### [What this task involves]
Pick out all lines in the listing holding the string "cominciai" and copy them.

### [Records for the task]
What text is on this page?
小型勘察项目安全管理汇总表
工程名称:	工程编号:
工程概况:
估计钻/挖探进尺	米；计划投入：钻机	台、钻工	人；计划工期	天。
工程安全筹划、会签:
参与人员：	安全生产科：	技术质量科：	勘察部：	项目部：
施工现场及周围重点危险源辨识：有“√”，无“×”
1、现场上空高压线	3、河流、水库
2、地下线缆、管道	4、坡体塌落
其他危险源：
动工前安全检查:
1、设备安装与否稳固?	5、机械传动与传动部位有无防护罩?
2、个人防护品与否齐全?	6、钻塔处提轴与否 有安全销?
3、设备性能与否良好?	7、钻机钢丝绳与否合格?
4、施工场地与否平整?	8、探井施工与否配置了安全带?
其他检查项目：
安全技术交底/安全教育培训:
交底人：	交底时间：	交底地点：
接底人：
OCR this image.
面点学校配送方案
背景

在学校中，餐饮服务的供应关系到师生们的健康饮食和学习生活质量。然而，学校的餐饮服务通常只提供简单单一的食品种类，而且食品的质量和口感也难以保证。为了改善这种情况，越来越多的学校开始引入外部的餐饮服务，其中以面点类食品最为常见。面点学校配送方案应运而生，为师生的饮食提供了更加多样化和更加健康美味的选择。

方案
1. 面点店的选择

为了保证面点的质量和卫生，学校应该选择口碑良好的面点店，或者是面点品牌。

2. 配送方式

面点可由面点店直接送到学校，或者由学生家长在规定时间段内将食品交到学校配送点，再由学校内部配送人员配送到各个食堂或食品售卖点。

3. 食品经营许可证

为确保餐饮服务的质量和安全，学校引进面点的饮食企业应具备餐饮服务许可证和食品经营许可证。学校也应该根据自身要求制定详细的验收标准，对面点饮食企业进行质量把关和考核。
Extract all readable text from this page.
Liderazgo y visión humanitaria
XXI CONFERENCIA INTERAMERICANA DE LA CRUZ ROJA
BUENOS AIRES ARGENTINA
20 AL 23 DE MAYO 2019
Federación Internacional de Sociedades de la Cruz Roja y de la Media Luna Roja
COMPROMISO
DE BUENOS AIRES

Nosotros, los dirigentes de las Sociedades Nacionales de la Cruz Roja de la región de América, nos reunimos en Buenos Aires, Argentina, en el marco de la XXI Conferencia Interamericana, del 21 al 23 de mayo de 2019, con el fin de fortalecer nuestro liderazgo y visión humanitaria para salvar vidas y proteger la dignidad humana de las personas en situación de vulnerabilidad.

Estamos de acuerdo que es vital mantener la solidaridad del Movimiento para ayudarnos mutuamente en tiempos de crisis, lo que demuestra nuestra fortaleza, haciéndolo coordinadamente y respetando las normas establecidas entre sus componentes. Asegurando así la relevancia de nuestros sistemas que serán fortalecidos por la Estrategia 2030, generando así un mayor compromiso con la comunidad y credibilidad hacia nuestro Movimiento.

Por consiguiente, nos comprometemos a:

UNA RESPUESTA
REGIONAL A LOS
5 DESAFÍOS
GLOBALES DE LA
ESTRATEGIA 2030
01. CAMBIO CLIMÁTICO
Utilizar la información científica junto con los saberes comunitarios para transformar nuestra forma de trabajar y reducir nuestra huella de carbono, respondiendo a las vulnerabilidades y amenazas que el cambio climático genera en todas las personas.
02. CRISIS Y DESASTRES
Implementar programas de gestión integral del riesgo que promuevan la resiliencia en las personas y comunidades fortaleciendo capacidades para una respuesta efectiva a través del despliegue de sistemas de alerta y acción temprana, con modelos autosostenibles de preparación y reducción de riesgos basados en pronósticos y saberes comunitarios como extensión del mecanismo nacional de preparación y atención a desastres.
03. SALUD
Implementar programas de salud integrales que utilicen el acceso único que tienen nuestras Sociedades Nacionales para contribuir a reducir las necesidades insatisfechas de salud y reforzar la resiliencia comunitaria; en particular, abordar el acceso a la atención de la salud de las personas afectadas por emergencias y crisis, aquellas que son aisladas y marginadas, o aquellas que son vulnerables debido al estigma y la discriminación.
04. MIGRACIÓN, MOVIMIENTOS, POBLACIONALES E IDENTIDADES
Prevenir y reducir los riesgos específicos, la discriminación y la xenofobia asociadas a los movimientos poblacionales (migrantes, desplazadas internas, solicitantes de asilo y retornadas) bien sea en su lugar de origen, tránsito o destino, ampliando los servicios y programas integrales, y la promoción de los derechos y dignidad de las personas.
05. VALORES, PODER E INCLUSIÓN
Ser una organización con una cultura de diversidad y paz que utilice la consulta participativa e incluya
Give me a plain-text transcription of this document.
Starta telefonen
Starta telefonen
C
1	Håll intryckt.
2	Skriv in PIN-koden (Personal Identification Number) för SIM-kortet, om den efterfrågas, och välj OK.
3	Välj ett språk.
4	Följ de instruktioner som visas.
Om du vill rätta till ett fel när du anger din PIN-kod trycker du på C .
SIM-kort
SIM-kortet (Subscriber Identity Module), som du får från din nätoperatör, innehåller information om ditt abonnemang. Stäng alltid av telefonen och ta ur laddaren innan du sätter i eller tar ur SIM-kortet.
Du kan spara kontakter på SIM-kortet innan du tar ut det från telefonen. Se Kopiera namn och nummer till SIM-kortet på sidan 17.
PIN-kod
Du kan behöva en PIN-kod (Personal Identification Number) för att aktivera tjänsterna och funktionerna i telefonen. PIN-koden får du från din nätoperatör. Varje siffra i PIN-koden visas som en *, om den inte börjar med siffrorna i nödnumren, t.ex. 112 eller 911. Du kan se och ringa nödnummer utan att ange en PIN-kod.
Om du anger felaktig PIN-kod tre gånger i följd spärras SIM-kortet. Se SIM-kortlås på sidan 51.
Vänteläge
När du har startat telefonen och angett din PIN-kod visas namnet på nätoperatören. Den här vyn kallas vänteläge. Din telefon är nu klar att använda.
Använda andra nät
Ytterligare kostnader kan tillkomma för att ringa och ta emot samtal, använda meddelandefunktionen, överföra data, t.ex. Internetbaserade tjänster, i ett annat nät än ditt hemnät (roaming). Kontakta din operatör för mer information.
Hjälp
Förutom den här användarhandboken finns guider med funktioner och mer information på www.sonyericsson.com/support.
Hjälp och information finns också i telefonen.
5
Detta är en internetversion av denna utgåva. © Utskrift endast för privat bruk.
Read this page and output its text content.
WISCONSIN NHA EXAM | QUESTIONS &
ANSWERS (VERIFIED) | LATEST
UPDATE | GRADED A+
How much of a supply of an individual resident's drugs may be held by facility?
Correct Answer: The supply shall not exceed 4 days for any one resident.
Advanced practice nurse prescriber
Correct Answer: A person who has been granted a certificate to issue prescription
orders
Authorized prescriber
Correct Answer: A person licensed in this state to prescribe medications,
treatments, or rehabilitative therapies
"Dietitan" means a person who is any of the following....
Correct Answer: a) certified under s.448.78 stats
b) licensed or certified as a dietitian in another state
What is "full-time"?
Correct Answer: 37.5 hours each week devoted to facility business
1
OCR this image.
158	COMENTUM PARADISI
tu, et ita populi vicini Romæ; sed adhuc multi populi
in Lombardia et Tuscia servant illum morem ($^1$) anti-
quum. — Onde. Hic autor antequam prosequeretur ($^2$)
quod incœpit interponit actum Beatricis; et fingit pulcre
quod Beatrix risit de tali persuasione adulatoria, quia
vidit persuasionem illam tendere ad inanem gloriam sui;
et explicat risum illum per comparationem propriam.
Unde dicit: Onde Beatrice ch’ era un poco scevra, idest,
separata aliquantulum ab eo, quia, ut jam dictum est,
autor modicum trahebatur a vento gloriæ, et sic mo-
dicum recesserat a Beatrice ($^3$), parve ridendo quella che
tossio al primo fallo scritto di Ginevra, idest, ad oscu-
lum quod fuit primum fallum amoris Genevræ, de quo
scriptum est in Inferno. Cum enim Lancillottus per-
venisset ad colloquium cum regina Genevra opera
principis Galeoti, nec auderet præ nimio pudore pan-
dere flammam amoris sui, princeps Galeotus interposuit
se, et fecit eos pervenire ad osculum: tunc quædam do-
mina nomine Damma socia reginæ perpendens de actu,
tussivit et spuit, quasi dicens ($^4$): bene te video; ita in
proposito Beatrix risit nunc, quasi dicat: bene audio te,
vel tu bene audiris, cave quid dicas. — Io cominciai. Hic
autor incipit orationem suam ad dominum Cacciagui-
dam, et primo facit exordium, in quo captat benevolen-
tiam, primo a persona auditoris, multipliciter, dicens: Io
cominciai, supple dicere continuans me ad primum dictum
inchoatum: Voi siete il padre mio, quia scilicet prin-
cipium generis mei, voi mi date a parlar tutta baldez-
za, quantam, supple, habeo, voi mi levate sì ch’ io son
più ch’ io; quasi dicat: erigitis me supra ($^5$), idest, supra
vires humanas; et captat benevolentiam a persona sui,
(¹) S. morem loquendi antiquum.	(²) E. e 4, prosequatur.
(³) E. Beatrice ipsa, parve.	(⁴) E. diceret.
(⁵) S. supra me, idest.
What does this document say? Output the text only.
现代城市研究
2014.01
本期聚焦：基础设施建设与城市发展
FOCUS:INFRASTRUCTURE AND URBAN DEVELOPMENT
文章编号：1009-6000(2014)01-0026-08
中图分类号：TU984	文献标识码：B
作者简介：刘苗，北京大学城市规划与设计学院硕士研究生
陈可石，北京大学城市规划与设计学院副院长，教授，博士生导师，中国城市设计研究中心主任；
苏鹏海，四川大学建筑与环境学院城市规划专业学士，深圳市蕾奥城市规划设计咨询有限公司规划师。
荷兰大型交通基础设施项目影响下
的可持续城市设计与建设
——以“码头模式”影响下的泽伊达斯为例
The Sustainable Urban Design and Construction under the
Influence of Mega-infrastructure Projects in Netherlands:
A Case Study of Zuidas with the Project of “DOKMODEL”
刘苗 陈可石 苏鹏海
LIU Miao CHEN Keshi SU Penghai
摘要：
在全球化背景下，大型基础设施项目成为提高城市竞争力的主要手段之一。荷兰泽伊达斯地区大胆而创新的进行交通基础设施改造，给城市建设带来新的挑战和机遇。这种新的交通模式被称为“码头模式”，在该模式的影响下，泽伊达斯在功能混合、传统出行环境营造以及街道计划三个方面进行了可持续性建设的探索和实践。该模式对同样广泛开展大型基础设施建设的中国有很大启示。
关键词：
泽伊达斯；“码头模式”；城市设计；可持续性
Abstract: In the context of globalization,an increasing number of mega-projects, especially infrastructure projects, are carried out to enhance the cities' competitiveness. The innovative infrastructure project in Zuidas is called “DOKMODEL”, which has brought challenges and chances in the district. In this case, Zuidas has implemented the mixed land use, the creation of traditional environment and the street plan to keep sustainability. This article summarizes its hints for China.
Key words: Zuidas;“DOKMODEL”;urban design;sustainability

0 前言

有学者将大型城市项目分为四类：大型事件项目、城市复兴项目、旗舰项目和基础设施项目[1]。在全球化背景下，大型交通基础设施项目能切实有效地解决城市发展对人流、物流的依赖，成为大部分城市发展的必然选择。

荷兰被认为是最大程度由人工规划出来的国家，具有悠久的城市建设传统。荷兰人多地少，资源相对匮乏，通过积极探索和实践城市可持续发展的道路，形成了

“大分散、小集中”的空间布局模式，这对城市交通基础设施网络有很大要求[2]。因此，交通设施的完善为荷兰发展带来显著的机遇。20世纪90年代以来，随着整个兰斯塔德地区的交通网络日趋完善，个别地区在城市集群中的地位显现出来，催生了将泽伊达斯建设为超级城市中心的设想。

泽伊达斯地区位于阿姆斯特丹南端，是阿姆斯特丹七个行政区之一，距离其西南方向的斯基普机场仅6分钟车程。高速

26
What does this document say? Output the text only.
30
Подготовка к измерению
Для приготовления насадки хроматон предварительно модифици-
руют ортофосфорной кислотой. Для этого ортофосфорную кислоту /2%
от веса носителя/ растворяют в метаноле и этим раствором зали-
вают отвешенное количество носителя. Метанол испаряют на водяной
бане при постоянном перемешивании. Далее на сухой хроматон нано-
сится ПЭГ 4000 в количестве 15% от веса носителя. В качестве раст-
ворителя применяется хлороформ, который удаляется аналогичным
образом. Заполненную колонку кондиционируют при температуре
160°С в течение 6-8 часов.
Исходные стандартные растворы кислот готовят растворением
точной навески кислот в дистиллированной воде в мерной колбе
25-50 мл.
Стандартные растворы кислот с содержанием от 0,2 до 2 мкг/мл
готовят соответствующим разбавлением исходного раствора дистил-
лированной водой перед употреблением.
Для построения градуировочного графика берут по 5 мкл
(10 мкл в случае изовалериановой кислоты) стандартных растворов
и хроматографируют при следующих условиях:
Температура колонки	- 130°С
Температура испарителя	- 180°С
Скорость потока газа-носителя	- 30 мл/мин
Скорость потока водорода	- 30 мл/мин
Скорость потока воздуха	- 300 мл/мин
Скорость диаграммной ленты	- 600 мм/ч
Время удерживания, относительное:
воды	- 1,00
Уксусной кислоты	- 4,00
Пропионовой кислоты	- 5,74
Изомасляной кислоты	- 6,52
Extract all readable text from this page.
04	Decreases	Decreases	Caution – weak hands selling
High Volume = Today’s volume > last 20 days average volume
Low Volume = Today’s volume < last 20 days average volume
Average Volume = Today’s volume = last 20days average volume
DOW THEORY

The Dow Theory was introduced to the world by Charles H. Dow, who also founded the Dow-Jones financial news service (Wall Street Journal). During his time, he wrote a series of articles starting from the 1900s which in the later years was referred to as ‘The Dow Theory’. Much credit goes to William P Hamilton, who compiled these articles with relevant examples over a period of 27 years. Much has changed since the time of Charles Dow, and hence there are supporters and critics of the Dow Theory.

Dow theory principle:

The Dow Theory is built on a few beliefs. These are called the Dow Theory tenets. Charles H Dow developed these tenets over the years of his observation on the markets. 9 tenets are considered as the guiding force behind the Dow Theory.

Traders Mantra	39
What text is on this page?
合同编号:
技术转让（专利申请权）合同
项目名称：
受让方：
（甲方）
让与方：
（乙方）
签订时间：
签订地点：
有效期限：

### [In response]
vel tu bene audiris, cave quid dicas. — Io cominciai. Hic
cominciai, supple dicere continuans me ad primum dictum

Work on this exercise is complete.